▶ **WHAT NEEDS TO BE DONE**
Sift the listing for lines that hold the string "JSON" and pull them out.
## Begin
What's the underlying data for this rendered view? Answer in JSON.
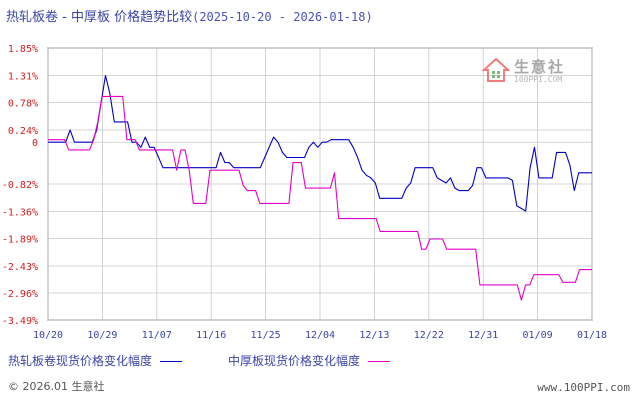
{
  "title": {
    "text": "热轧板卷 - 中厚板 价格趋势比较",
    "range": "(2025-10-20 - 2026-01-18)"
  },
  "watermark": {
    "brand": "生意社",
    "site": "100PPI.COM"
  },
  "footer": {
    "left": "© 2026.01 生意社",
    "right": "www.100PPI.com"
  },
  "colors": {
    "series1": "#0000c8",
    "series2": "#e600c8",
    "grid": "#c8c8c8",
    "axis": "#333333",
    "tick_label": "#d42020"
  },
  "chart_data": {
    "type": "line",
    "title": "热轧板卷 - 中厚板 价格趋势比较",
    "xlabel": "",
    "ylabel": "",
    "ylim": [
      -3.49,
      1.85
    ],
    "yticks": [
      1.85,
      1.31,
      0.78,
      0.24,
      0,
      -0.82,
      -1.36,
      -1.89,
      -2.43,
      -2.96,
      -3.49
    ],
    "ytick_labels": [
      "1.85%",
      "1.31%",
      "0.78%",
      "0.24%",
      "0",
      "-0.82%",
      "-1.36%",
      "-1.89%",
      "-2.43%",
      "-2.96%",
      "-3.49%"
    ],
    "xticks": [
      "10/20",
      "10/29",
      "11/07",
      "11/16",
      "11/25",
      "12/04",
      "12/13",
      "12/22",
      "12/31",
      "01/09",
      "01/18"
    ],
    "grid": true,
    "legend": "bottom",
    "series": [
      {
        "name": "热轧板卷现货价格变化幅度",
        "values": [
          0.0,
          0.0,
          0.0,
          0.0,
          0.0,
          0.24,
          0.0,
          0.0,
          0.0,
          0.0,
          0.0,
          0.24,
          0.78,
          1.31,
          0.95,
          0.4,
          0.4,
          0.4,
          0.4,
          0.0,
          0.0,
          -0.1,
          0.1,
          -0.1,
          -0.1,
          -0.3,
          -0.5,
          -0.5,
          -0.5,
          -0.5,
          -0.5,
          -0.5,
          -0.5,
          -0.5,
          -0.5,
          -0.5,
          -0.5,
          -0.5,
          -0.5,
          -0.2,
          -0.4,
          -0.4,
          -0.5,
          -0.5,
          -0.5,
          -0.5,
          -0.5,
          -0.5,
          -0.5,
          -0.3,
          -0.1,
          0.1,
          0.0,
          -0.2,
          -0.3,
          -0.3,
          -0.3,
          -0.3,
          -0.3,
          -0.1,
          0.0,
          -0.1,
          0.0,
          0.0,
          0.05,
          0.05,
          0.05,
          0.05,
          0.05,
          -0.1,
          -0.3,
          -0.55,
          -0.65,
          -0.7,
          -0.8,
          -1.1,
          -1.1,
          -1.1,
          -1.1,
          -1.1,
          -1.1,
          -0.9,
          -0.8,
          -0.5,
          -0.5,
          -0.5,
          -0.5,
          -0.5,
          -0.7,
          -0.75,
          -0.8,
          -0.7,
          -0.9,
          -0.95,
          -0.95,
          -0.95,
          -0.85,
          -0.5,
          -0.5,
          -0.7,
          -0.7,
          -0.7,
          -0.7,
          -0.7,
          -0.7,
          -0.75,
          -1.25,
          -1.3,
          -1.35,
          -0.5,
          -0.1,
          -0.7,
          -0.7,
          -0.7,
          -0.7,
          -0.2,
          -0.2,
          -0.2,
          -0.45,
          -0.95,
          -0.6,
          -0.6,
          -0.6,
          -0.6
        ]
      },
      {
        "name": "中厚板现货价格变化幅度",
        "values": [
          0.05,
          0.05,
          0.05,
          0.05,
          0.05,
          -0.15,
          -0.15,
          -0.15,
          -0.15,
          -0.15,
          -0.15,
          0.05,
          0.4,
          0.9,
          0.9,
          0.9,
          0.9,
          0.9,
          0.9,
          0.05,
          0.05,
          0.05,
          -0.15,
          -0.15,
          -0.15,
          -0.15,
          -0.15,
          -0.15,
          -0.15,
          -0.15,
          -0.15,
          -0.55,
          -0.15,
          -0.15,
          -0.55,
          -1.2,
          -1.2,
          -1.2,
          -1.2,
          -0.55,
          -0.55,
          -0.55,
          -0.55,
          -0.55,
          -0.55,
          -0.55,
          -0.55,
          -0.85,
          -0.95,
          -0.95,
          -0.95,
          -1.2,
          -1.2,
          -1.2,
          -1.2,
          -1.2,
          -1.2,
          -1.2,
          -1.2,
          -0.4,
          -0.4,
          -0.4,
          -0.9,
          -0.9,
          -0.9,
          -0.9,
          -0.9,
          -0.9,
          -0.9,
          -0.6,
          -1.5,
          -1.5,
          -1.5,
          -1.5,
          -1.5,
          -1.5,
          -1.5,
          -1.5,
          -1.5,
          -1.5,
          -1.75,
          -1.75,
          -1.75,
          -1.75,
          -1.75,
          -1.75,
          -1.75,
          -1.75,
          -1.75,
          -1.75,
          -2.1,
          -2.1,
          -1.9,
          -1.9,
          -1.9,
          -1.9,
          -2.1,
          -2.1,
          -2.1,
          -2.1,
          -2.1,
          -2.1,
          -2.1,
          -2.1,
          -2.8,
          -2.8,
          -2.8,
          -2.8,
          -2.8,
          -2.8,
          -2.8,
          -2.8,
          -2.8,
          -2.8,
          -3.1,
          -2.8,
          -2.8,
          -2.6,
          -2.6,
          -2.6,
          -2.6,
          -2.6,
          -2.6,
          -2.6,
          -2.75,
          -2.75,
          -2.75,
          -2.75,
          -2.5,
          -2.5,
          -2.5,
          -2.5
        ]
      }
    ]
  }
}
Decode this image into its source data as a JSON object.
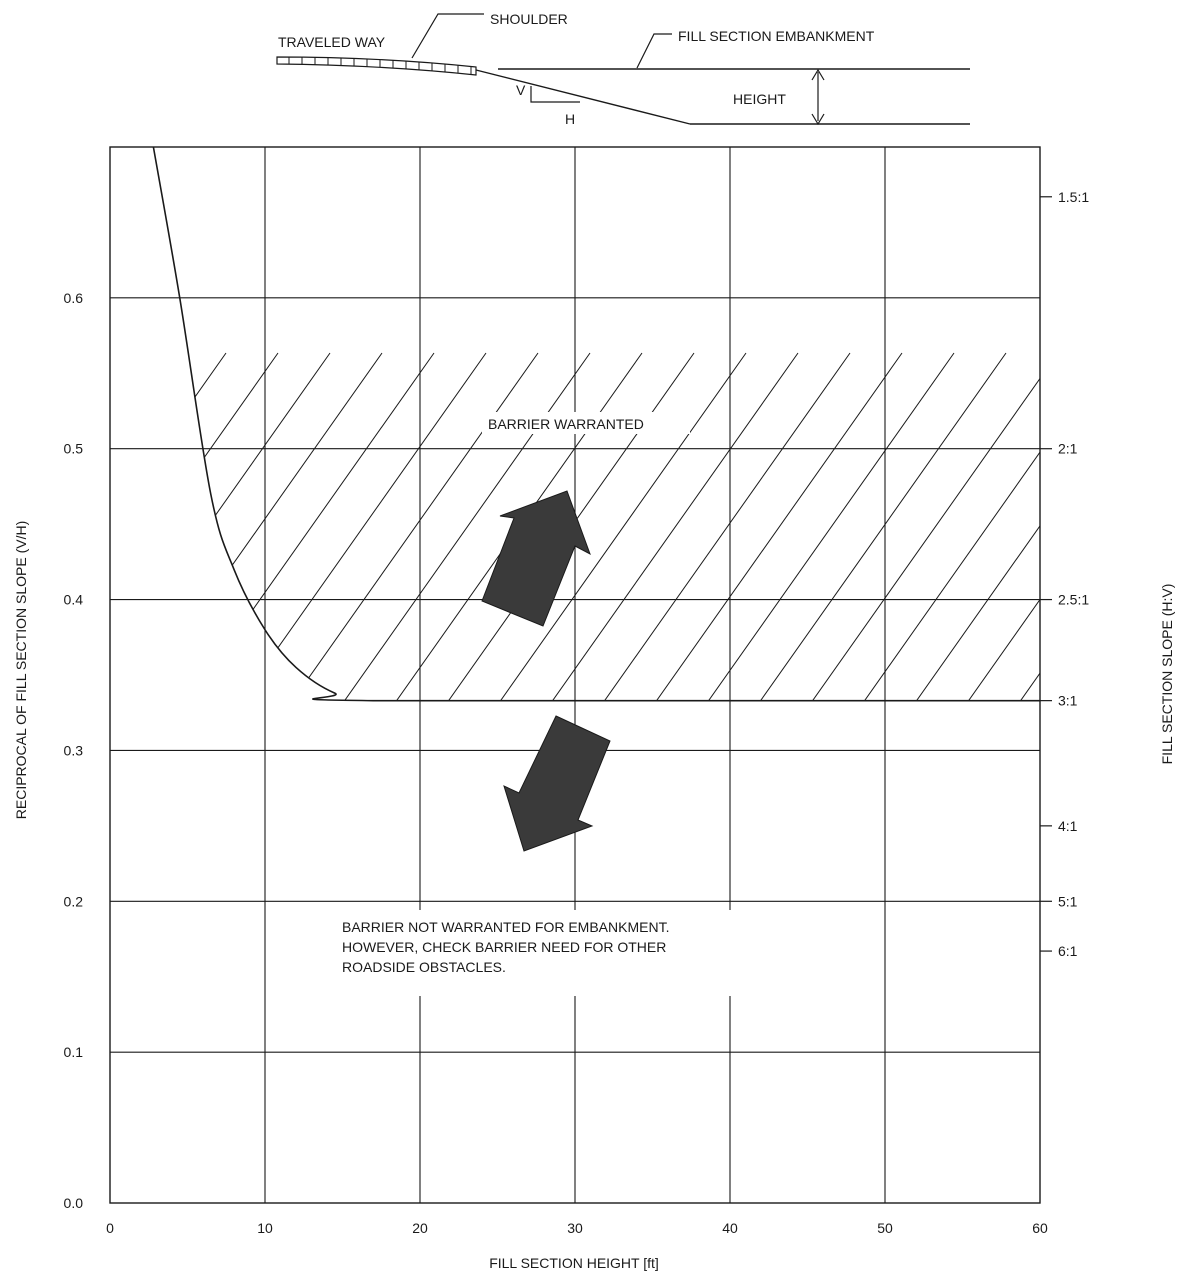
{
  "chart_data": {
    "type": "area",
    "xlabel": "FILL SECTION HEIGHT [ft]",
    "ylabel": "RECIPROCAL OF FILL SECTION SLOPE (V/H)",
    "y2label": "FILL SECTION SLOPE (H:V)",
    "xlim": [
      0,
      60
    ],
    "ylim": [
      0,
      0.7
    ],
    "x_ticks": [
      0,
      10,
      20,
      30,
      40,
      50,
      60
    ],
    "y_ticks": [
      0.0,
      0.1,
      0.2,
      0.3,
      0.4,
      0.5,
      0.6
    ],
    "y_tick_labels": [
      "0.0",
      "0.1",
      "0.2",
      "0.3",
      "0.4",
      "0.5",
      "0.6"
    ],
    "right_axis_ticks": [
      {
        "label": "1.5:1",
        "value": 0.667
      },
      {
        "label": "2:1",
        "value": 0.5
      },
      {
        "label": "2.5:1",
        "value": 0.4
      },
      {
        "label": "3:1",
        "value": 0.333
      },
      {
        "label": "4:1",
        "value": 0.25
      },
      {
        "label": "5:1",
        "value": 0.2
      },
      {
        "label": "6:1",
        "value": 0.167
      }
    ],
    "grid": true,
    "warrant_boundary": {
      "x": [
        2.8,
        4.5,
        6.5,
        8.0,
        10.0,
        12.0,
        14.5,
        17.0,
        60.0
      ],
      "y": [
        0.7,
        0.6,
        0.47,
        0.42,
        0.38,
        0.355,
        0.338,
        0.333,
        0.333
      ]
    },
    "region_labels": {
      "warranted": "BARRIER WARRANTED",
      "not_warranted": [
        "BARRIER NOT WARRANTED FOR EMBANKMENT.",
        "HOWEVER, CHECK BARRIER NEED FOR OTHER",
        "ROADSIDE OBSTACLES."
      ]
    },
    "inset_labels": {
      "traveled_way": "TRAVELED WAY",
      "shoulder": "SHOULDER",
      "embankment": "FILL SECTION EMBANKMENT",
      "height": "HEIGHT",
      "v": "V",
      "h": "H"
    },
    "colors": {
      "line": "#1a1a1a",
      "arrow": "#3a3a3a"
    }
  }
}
## End
▶ **WRITTEN ANSWER**
What's the underlying data for this rendered view? Answer in JSON.
Decode this image into its source data as a JSON object.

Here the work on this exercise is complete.